**Work to do:** Return, unchanged, the stretch of the data from its first line through the line containing "label-rio-humacao-3: Río Humacao".

**Supplied material:**
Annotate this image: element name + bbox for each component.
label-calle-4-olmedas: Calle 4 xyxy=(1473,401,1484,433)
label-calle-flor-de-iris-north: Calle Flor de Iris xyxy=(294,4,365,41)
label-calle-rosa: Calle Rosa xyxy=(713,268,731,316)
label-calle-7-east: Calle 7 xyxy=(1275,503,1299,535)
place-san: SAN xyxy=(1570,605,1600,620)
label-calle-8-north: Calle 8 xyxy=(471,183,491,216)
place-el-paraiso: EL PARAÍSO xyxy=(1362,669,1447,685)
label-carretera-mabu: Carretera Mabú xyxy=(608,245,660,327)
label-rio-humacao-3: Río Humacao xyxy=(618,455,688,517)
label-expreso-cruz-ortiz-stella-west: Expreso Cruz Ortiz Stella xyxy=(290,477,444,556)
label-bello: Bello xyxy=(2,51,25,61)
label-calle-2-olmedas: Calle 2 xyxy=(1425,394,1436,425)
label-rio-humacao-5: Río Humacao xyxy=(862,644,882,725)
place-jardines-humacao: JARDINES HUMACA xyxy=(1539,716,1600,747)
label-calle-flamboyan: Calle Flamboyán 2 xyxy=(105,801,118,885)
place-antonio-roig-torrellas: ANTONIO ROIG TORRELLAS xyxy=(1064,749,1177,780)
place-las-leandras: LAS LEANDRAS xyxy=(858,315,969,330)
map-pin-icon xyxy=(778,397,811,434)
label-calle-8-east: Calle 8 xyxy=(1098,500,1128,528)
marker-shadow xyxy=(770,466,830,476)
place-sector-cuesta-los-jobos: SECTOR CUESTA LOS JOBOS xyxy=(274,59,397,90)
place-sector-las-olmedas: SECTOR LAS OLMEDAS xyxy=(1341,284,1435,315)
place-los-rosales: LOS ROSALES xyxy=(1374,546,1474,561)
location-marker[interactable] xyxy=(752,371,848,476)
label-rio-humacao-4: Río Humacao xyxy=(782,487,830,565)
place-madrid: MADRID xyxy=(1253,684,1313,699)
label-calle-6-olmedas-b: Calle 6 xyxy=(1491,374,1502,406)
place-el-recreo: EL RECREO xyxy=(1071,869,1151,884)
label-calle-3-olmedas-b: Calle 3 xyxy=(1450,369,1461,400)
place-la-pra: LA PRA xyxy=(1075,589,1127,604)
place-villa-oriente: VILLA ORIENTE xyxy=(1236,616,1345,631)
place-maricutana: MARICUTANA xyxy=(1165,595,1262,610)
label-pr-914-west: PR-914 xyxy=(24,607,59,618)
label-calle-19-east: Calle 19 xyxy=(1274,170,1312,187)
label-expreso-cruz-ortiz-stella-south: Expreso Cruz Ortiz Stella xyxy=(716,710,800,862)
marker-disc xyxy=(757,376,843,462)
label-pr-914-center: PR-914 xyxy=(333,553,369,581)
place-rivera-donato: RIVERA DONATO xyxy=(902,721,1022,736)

**Written solution:**
Annotate this image: element name + bbox for each component.
label-calle-4-olmedas: Calle 4 xyxy=(1473,401,1484,433)
label-calle-flor-de-iris-north: Calle Flor de Iris xyxy=(294,4,365,41)
label-calle-rosa: Calle Rosa xyxy=(713,268,731,316)
label-calle-7-east: Calle 7 xyxy=(1275,503,1299,535)
place-san: SAN xyxy=(1570,605,1600,620)
label-calle-8-north: Calle 8 xyxy=(471,183,491,216)
place-el-paraiso: EL PARAÍSO xyxy=(1362,669,1447,685)
label-carretera-mabu: Carretera Mabú xyxy=(608,245,660,327)
label-rio-humacao-3: Río Humacao xyxy=(618,455,688,517)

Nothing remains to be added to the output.